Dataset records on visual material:

——————

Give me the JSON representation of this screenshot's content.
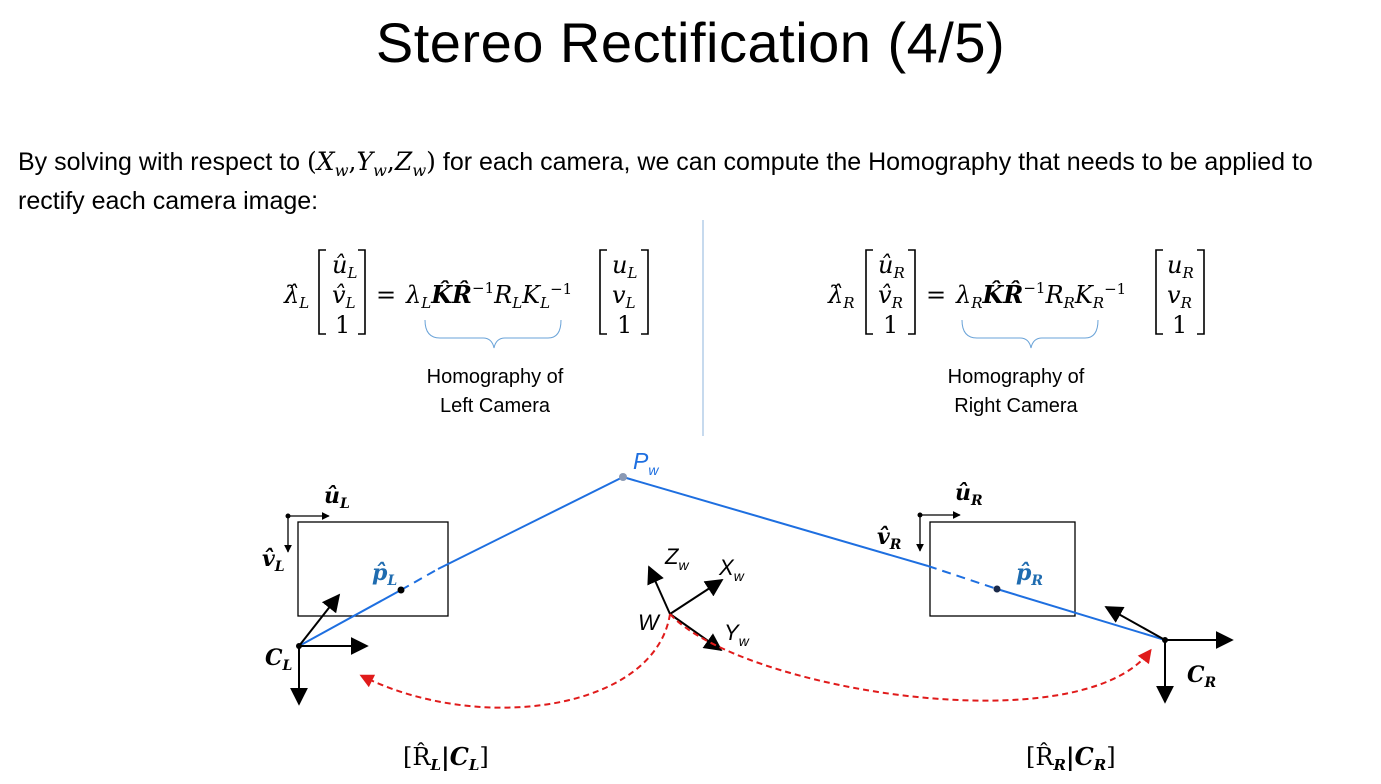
{
  "slide": {
    "title": "Stereo Rectification (4/5)",
    "intro": {
      "before": "By solving with respect to ",
      "tuple_open": "(",
      "xw": "X",
      "yw": "Y",
      "zw": "Z",
      "w_sub": "w",
      "comma": ",",
      "tuple_close": ")",
      "after": " for each camera, we can compute the Homography that needs to be applied to rectify each camera image:"
    }
  },
  "equations": {
    "left": {
      "lambda_hat": "λ̂",
      "lambda_sub": "L",
      "vec_hat": [
        "û",
        "v̂",
        "1"
      ],
      "vec_sub": [
        "L",
        "L",
        ""
      ],
      "equals": "=",
      "lambda": "λ",
      "K_hat": "K̂",
      "R_hat": "R̂",
      "inv": "−1",
      "R": "R",
      "K": "K",
      "vec": [
        "u",
        "v",
        "1"
      ],
      "caption_line1": "Homography  of",
      "caption_line2": "Left Camera"
    },
    "right": {
      "lambda_hat": "λ̂",
      "lambda_sub": "R",
      "vec_hat": [
        "û",
        "v̂",
        "1"
      ],
      "vec_sub": [
        "R",
        "R",
        ""
      ],
      "equals": "=",
      "lambda": "λ",
      "K_hat": "K̂",
      "R_hat": "R̂",
      "inv": "−1",
      "R": "R",
      "K": "K",
      "vec": [
        "u",
        "v",
        "1"
      ],
      "caption_line1": "Homography  of",
      "caption_line2": "Right Camera"
    }
  },
  "diagram": {
    "point_world": "P",
    "point_world_sub": "w",
    "left_u_label": "û",
    "left_u_sub": "L",
    "left_v_label": "v̂",
    "left_v_sub": "L",
    "left_p_label": "p̂",
    "left_p_sub": "L",
    "left_center": "C",
    "left_center_sub": "L",
    "right_u_label": "û",
    "right_u_sub": "R",
    "right_v_label": "v̂",
    "right_v_sub": "R",
    "right_p_label": "p̂",
    "right_p_sub": "R",
    "right_center": "C",
    "right_center_sub": "R",
    "world_origin": "W",
    "axis_x": "X",
    "axis_y": "Y",
    "axis_z": "Z",
    "axis_sub": "w",
    "left_pose": "[R̂",
    "left_pose_sub1": "L",
    "left_pose_mid": "|C",
    "left_pose_sub2": "L",
    "left_pose_end": "]",
    "right_pose": "[R̂",
    "right_pose_sub1": "R",
    "right_pose_mid": "|C",
    "right_pose_sub2": "R",
    "right_pose_end": "]"
  },
  "colors": {
    "ray": "#1e6fe0",
    "label_blue": "#1f6cb0",
    "dashed_red": "#e01b1b",
    "divider": "#8fb4dc"
  }
}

——————

In your copy of the listing above, reproduce each line exactly and omit all pictures.

Give me the JSON representation of this screenshot's content.
{
  "slide": {
    "title": "Stereo Rectification (4/5)",
    "intro": {
      "before": "By solving with respect to ",
      "tuple_open": "(",
      "xw": "X",
      "yw": "Y",
      "zw": "Z",
      "w_sub": "w",
      "comma": ",",
      "tuple_close": ")",
      "after": " for each camera, we can compute the Homography that needs to be applied to rectify each camera image:"
    }
  },
  "equations": {
    "left": {
      "lambda_hat": "λ̂",
      "lambda_sub": "L",
      "vec_hat": [
        "û",
        "v̂",
        "1"
      ],
      "vec_sub": [
        "L",
        "L",
        ""
      ],
      "equals": "=",
      "lambda": "λ",
      "K_hat": "K̂",
      "R_hat": "R̂",
      "inv": "−1",
      "R": "R",
      "K": "K",
      "vec": [
        "u",
        "v",
        "1"
      ],
      "caption_line1": "Homography  of",
      "caption_line2": "Left Camera"
    },
    "right": {
      "lambda_hat": "λ̂",
      "lambda_sub": "R",
      "vec_hat": [
        "û",
        "v̂",
        "1"
      ],
      "vec_sub": [
        "R",
        "R",
        ""
      ],
      "equals": "=",
      "lambda": "λ",
      "K_hat": "K̂",
      "R_hat": "R̂",
      "inv": "−1",
      "R": "R",
      "K": "K",
      "vec": [
        "u",
        "v",
        "1"
      ],
      "caption_line1": "Homography  of",
      "caption_line2": "Right Camera"
    }
  },
  "diagram": {
    "point_world": "P",
    "point_world_sub": "w",
    "left_u_label": "û",
    "left_u_sub": "L",
    "left_v_label": "v̂",
    "left_v_sub": "L",
    "left_p_label": "p̂",
    "left_p_sub": "L",
    "left_center": "C",
    "left_center_sub": "L",
    "right_u_label": "û",
    "right_u_sub": "R",
    "right_v_label": "v̂",
    "right_v_sub": "R",
    "right_p_label": "p̂",
    "right_p_sub": "R",
    "right_center": "C",
    "right_center_sub": "R",
    "world_origin": "W",
    "axis_x": "X",
    "axis_y": "Y",
    "axis_z": "Z",
    "axis_sub": "w",
    "left_pose": "[R̂",
    "left_pose_sub1": "L",
    "left_pose_mid": "|C",
    "left_pose_sub2": "L",
    "left_pose_end": "]",
    "right_pose": "[R̂",
    "right_pose_sub1": "R",
    "right_pose_mid": "|C",
    "right_pose_sub2": "R",
    "right_pose_end": "]"
  },
  "colors": {
    "ray": "#1e6fe0",
    "label_blue": "#1f6cb0",
    "dashed_red": "#e01b1b",
    "divider": "#8fb4dc"
  }
}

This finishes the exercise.